## Your objective
Make an exact copy of the listing below.

## Record extracts
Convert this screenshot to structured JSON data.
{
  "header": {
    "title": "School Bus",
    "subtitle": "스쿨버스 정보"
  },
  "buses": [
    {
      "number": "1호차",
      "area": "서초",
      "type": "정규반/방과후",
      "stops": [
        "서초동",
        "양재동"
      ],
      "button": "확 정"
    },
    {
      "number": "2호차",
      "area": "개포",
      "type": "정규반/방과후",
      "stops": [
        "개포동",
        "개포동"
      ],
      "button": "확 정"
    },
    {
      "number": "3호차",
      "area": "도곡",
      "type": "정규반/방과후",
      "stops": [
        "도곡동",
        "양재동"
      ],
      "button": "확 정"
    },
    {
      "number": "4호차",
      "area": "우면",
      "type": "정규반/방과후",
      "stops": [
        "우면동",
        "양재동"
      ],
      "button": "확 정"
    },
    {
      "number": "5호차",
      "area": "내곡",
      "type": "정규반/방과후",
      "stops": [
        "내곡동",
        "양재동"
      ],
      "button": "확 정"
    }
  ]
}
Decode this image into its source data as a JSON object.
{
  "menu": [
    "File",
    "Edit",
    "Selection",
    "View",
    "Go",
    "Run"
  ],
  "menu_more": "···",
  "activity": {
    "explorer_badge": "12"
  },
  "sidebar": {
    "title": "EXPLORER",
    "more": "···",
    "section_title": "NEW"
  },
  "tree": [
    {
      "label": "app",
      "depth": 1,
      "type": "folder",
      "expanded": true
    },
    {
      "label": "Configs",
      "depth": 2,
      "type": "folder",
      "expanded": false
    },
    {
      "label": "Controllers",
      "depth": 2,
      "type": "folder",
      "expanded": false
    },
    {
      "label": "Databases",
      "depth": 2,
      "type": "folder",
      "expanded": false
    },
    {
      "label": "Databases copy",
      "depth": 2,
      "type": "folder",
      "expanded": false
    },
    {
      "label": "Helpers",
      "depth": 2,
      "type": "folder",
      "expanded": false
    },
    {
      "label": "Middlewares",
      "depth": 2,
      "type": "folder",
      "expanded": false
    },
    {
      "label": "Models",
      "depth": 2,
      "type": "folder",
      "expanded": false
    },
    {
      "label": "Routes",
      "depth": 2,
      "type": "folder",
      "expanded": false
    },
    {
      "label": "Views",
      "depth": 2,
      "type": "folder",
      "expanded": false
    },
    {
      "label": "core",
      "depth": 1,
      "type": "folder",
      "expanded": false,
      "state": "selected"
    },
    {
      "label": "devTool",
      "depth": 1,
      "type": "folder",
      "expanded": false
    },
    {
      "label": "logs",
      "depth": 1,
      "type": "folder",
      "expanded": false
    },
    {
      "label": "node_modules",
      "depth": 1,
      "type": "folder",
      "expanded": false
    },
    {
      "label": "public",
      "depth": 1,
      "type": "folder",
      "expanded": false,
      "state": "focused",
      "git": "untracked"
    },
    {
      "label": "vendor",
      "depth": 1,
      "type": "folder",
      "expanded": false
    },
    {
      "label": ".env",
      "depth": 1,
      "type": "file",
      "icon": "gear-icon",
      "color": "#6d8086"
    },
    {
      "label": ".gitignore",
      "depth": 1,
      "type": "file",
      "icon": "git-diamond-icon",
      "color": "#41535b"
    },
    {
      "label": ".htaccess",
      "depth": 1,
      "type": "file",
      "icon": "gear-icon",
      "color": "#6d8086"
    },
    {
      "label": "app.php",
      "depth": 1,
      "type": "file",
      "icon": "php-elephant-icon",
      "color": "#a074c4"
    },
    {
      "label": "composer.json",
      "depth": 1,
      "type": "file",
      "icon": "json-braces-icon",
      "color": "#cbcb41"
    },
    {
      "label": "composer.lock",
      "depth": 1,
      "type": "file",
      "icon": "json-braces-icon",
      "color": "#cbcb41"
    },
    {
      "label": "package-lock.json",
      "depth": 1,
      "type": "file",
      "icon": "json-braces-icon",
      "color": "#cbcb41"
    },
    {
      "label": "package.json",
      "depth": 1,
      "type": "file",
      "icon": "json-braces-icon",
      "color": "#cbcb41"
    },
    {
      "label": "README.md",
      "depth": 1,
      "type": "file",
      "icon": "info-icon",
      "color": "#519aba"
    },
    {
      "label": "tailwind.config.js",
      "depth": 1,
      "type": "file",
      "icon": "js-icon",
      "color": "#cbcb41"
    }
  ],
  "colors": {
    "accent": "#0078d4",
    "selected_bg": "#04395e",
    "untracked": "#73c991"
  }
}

## Expected answer
Convert this screenshot to structured JSON data.
{
  "header": {
    "title": "School Bus",
    "subtitle": "스쿨버스 정보"
  },
  "buses": [
    {
      "number": "1호차",
      "area": "서초",
      "type": "정규반/방과후",
      "stops": [
        "서초동",
        "양재동"
      ],
      "button": "확 정"
    },
    {
      "number": "2호차",
      "area": "개포",
      "type": "정규반/방과후",
      "stops": [
        "개포동",
        "개포동"
      ],
      "button": "확 정"
    },
    {
      "number": "3호차",
      "area": "도곡",
      "type": "정규반/방과후",
      "stops": [
        "도곡동",
        "양재동"
      ],
      "button": "확 정"
    },
    {
      "number": "4호차",
      "area": "우면",
      "type": "정규반/방과후",
      "stops": [
        "우면동",
        "양재동"
      ],
      "button": "확 정"
    },
    {
      "number": "5호차",
      "area": "내곡",
      "type": "정규반/방과후",
      "stops": [
        "내곡동",
        "양재동"
      ],
      "button": "확 정"
    }
  ]
}
Decode this image into its source data as a JSON object.
{
  "menu": [
    "File",
    "Edit",
    "Selection",
    "View",
    "Go",
    "Run"
  ],
  "menu_more": "···",
  "activity": {
    "explorer_badge": "12"
  },
  "sidebar": {
    "title": "EXPLORER",
    "more": "···",
    "section_title": "NEW"
  },
  "tree": [
    {
      "label": "app",
      "depth": 1,
      "type": "folder",
      "expanded": true
    },
    {
      "label": "Configs",
      "depth": 2,
      "type": "folder",
      "expanded": false
    },
    {
      "label": "Controllers",
      "depth": 2,
      "type": "folder",
      "expanded": false
    },
    {
      "label": "Databases",
      "depth": 2,
      "type": "folder",
      "expanded": false
    },
    {
      "label": "Databases copy",
      "depth": 2,
      "type": "folder",
      "expanded": false
    },
    {
      "label": "Helpers",
      "depth": 2,
      "type": "folder",
      "expanded": false
    },
    {
      "label": "Middlewares",
      "depth": 2,
      "type": "folder",
      "expanded": false
    },
    {
      "label": "Models",
      "depth": 2,
      "type": "folder",
      "expanded": false
    },
    {
      "label": "Routes",
      "depth": 2,
      "type": "folder",
      "expanded": false
    },
    {
      "label": "Views",
      "depth": 2,
      "type": "folder",
      "expanded": false
    },
    {
      "label": "core",
      "depth": 1,
      "type": "folder",
      "expanded": false,
      "state": "selected"
    },
    {
      "label": "devTool",
      "depth": 1,
      "type": "folder",
      "expanded": false
    },
    {
      "label": "logs",
      "depth": 1,
      "type": "folder",
      "expanded": false
    },
    {
      "label": "node_modules",
      "depth": 1,
      "type": "folder",
      "expanded": false
    },
    {
      "label": "public",
      "depth": 1,
      "type": "folder",
      "expanded": false,
      "state": "focused",
      "git": "untracked"
    },
    {
      "label": "vendor",
      "depth": 1,
      "type": "folder",
      "expanded": false
    },
    {
      "label": ".env",
      "depth": 1,
      "type": "file",
      "icon": "gear-icon",
      "color": "#6d8086"
    },
    {
      "label": ".gitignore",
      "depth": 1,
      "type": "file",
      "icon": "git-diamond-icon",
      "color": "#41535b"
    },
    {
      "label": ".htaccess",
      "depth": 1,
      "type": "file",
      "icon": "gear-icon",
      "color": "#6d8086"
    },
    {
      "label": "app.php",
      "depth": 1,
      "type": "file",
      "icon": "php-elephant-icon",
      "color": "#a074c4"
    },
    {
      "label": "composer.json",
      "depth": 1,
      "type": "file",
      "icon": "json-braces-icon",
      "color": "#cbcb41"
    },
    {
      "label": "composer.lock",
      "depth": 1,
      "type": "file",
      "icon": "json-braces-icon",
      "color": "#cbcb41"
    },
    {
      "label": "package-lock.json",
      "depth": 1,
      "type": "file",
      "icon": "json-braces-icon",
      "color": "#cbcb41"
    },
    {
      "label": "package.json",
      "depth": 1,
      "type": "file",
      "icon": "json-braces-icon",
      "color": "#cbcb41"
    },
    {
      "label": "README.md",
      "depth": 1,
      "type": "file",
      "icon": "info-icon",
      "color": "#519aba"
    },
    {
      "label": "tailwind.config.js",
      "depth": 1,
      "type": "file",
      "icon": "js-icon",
      "color": "#cbcb41"
    }
  ],
  "colors": {
    "accent": "#0078d4",
    "selected_bg": "#04395e",
    "untracked": "#73c991"
  }
}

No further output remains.